• [Task prompt]:
In your copy, leave out the pictures; write out all the data exactly.

Dataset records
★ ★ ★ ★ ★ ★ ★

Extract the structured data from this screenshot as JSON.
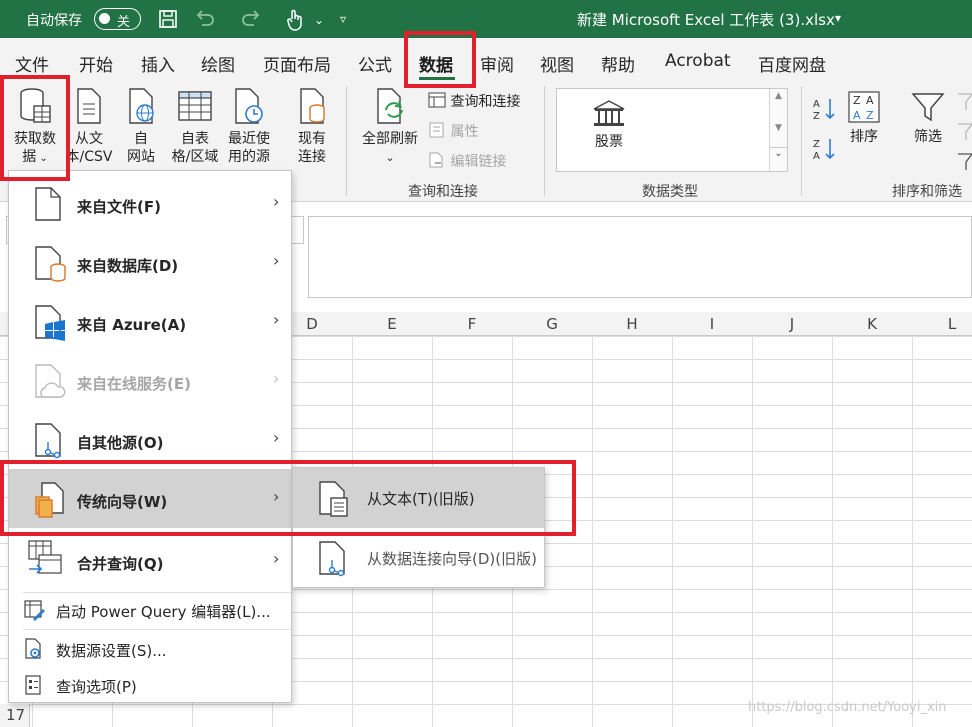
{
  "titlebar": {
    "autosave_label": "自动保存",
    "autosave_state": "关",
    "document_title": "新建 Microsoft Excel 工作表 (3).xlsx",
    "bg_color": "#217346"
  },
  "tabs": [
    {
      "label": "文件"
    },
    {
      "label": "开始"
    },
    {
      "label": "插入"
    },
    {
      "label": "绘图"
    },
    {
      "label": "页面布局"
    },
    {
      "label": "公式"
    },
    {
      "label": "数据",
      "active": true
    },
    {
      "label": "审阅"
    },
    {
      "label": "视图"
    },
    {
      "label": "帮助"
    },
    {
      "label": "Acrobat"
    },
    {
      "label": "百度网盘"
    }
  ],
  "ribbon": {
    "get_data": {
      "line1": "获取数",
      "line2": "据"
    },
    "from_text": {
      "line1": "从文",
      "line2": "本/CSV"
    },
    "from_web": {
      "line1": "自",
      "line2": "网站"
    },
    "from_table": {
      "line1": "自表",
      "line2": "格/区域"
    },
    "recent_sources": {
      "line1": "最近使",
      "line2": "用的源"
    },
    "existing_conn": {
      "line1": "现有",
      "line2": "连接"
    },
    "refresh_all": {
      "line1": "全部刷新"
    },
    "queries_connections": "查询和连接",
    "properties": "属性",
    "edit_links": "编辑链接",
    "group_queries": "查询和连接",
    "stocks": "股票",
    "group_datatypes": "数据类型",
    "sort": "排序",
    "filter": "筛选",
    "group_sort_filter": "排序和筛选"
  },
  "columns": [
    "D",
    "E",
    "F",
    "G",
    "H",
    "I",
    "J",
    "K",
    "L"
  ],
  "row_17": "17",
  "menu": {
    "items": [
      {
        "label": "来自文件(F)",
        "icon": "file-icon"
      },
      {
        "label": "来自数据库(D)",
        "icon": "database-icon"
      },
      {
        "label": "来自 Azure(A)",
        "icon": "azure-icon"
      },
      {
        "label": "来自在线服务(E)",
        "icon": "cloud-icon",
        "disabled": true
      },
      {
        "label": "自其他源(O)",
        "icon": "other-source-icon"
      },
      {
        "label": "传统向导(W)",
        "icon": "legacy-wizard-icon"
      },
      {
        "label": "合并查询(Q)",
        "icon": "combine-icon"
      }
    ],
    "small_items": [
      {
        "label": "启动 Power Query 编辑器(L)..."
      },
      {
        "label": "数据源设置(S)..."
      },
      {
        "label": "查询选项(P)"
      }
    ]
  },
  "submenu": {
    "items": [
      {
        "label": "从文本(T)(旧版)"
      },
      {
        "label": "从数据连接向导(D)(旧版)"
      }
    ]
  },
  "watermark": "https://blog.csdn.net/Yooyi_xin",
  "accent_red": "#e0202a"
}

★ ★ ★ ★ ★ ★ ★

• [Right answer]:
Extract the structured data from this screenshot as JSON.
{
  "titlebar": {
    "autosave_label": "自动保存",
    "autosave_state": "关",
    "document_title": "新建 Microsoft Excel 工作表 (3).xlsx",
    "bg_color": "#217346"
  },
  "tabs": [
    {
      "label": "文件"
    },
    {
      "label": "开始"
    },
    {
      "label": "插入"
    },
    {
      "label": "绘图"
    },
    {
      "label": "页面布局"
    },
    {
      "label": "公式"
    },
    {
      "label": "数据",
      "active": true
    },
    {
      "label": "审阅"
    },
    {
      "label": "视图"
    },
    {
      "label": "帮助"
    },
    {
      "label": "Acrobat"
    },
    {
      "label": "百度网盘"
    }
  ],
  "ribbon": {
    "get_data": {
      "line1": "获取数",
      "line2": "据"
    },
    "from_text": {
      "line1": "从文",
      "line2": "本/CSV"
    },
    "from_web": {
      "line1": "自",
      "line2": "网站"
    },
    "from_table": {
      "line1": "自表",
      "line2": "格/区域"
    },
    "recent_sources": {
      "line1": "最近使",
      "line2": "用的源"
    },
    "existing_conn": {
      "line1": "现有",
      "line2": "连接"
    },
    "refresh_all": {
      "line1": "全部刷新"
    },
    "queries_connections": "查询和连接",
    "properties": "属性",
    "edit_links": "编辑链接",
    "group_queries": "查询和连接",
    "stocks": "股票",
    "group_datatypes": "数据类型",
    "sort": "排序",
    "filter": "筛选",
    "group_sort_filter": "排序和筛选"
  },
  "columns": [
    "D",
    "E",
    "F",
    "G",
    "H",
    "I",
    "J",
    "K",
    "L"
  ],
  "row_17": "17",
  "menu": {
    "items": [
      {
        "label": "来自文件(F)",
        "icon": "file-icon"
      },
      {
        "label": "来自数据库(D)",
        "icon": "database-icon"
      },
      {
        "label": "来自 Azure(A)",
        "icon": "azure-icon"
      },
      {
        "label": "来自在线服务(E)",
        "icon": "cloud-icon",
        "disabled": true
      },
      {
        "label": "自其他源(O)",
        "icon": "other-source-icon"
      },
      {
        "label": "传统向导(W)",
        "icon": "legacy-wizard-icon"
      },
      {
        "label": "合并查询(Q)",
        "icon": "combine-icon"
      }
    ],
    "small_items": [
      {
        "label": "启动 Power Query 编辑器(L)..."
      },
      {
        "label": "数据源设置(S)..."
      },
      {
        "label": "查询选项(P)"
      }
    ]
  },
  "submenu": {
    "items": [
      {
        "label": "从文本(T)(旧版)"
      },
      {
        "label": "从数据连接向导(D)(旧版)"
      }
    ]
  },
  "watermark": "https://blog.csdn.net/Yooyi_xin",
  "accent_red": "#e0202a"
}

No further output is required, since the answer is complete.